• [Given request]: Extract all lines from the data beneath that include the word "page".

[Stored data entries]

** begin **

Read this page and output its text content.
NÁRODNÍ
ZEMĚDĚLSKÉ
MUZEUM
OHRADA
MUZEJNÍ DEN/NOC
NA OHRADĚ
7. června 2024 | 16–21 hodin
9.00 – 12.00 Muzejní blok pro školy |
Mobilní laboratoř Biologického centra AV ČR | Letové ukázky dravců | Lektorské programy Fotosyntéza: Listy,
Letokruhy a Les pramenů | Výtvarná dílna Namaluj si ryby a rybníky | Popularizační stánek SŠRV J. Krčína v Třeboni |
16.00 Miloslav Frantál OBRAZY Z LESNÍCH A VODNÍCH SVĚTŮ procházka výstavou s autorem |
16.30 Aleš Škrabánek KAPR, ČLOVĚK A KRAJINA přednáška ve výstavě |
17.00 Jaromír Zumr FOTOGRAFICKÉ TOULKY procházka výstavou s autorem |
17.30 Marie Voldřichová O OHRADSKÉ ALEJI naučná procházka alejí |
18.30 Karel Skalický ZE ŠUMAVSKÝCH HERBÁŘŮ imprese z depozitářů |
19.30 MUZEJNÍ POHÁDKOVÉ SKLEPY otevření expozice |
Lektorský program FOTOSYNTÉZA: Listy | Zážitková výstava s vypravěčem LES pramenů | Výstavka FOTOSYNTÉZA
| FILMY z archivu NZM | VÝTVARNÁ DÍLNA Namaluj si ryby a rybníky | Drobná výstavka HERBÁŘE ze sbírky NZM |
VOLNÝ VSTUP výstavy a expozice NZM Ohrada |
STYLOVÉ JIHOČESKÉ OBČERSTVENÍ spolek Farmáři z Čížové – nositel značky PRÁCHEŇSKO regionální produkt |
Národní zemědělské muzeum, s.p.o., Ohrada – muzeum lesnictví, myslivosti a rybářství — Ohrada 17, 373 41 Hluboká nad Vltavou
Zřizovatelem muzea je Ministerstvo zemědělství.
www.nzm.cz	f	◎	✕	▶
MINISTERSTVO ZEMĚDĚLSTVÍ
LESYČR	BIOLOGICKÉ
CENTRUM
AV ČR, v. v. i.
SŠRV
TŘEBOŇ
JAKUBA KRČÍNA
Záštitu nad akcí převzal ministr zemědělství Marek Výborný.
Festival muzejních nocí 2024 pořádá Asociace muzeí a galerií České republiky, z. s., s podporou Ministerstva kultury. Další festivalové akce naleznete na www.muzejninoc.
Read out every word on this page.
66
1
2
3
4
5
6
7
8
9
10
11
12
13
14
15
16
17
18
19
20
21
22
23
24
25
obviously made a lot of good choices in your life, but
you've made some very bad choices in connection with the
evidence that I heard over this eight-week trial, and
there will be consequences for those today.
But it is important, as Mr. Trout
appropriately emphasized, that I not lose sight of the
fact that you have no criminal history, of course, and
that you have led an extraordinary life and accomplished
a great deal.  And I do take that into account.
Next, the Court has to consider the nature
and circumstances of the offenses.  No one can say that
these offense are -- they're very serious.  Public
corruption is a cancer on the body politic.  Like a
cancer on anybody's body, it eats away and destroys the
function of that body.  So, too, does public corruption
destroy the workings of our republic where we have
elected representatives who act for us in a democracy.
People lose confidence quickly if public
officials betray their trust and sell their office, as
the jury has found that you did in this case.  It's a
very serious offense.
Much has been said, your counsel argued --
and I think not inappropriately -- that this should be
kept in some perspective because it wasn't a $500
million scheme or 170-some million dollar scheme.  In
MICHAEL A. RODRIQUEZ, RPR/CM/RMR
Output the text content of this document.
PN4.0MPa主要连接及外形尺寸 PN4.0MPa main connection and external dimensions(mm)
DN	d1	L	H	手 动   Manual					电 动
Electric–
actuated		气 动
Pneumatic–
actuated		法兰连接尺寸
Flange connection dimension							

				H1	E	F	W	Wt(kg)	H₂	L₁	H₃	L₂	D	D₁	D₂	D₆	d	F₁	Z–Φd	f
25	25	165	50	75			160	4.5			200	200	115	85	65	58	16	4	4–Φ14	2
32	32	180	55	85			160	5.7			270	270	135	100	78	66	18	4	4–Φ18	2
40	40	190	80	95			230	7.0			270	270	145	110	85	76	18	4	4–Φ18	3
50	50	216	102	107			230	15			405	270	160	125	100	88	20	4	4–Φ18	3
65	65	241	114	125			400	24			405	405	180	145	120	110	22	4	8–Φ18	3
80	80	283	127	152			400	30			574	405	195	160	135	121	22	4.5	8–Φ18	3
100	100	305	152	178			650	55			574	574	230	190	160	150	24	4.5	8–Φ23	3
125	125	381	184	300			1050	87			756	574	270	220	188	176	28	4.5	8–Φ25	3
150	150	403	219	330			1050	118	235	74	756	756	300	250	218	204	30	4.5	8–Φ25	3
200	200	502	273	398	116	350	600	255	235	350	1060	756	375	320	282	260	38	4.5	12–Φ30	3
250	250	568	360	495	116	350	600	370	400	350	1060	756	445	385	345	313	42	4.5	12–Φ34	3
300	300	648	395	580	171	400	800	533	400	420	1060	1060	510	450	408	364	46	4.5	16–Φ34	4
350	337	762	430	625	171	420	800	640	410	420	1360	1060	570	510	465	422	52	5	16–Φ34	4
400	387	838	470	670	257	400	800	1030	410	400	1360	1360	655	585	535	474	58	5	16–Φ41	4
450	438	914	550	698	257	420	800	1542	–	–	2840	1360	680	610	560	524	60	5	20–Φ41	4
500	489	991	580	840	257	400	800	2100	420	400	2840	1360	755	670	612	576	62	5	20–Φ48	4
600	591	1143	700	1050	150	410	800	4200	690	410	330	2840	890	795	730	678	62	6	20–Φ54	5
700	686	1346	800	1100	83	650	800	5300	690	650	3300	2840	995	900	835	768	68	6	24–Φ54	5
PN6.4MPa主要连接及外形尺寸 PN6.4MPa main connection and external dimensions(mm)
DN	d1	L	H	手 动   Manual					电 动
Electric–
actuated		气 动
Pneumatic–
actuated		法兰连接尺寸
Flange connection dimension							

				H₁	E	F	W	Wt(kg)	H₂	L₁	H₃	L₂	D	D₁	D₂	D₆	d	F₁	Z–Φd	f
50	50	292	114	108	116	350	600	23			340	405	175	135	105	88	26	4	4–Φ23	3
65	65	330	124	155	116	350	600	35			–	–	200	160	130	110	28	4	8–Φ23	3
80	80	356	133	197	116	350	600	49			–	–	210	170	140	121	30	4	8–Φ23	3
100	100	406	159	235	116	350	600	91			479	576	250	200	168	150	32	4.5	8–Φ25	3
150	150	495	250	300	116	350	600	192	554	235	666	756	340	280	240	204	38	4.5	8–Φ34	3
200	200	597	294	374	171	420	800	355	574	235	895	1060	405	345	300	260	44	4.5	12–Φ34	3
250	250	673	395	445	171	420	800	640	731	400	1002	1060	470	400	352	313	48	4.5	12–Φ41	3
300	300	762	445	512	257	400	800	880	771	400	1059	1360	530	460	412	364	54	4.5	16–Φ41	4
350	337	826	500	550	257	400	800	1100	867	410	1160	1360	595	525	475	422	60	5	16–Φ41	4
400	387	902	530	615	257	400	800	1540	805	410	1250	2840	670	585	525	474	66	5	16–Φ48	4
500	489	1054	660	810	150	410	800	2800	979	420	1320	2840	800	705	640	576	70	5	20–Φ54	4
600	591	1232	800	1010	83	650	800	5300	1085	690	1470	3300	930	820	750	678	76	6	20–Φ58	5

** end **

• [Task solution]:
Read this page and output its text content.
Read out every word on this page.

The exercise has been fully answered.